The task:
Work out how many lines in the entries contain the string "石膏线高度", and give nothing but that number.

Source data:
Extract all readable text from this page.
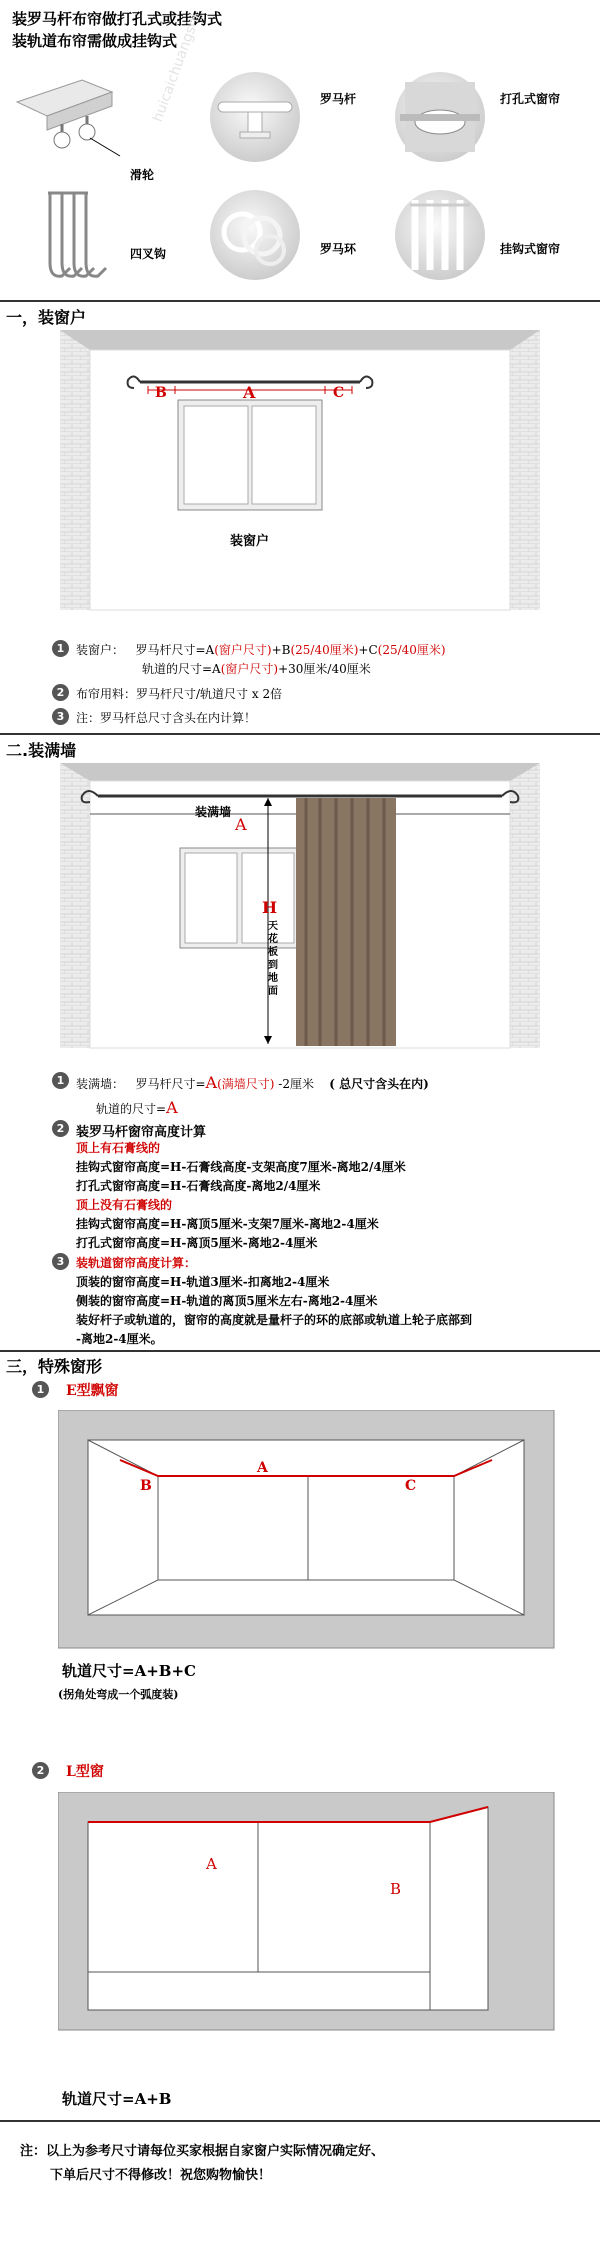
装罗马杆布帘做打孔式或挂钩式
装轨道布帘需做成挂钩式
huicaichuangshi
滑轮
四叉钩
罗马杆	打孔式窗帘
罗马环	挂钩式窗帘
一，装窗户
B	A	C
装窗户
1 装窗户： 罗马杆尺寸=A(窗户尺寸)+B(25/40厘米)+C(25/40厘米)
轨道的尺寸=A(窗户尺寸)+30厘米/40厘米
2 布帘用料：罗马杆尺寸/轨道尺寸 x 2倍
3 注：罗马杆总尺寸含头在内计算！
二.装满墙
装满墙
A
H
天花板到地面
1 装满墙： 罗马杆尺寸=A(满墙尺寸) -2厘米 ( 总尺寸含头在内)
轨道的尺寸=A
2 装罗马杆窗帘高度计算
顶上有石膏线的
挂钩式窗帘高度=H-石膏线高度-支架高度7厘米-离地2/4厘米
打孔式窗帘高度=H-石膏线高度-离地2/4厘米
顶上没有石膏线的
挂钩式窗帘高度=H-离顶5厘米-支架7厘米-离地2-4厘米
打孔式窗帘高度=H-离顶5厘米-离地2-4厘米
3 装轨道窗帘高度计算：
顶装的窗帘高度=H-轨道3厘米-扣离地2-4厘米
侧装的窗帘高度=H-轨道的离顶5厘米左右-离地2-4厘米
装好杆子或轨道的，窗帘的高度就是量杆子的环的底部或轨道上轮子底部到
-离地2-4厘米。
三，特殊窗形
1	E型飘窗
B
A
C
轨道尺寸=A+B+C
(拐角处弯成一个弧度装)
2	L型窗
A
B
轨道尺寸=A+B
注：以上为参考尺寸请每位买家根据自家窗户实际情况确定好、
下单后尺寸不得修改！祝您购物愉快！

Problem solution:
2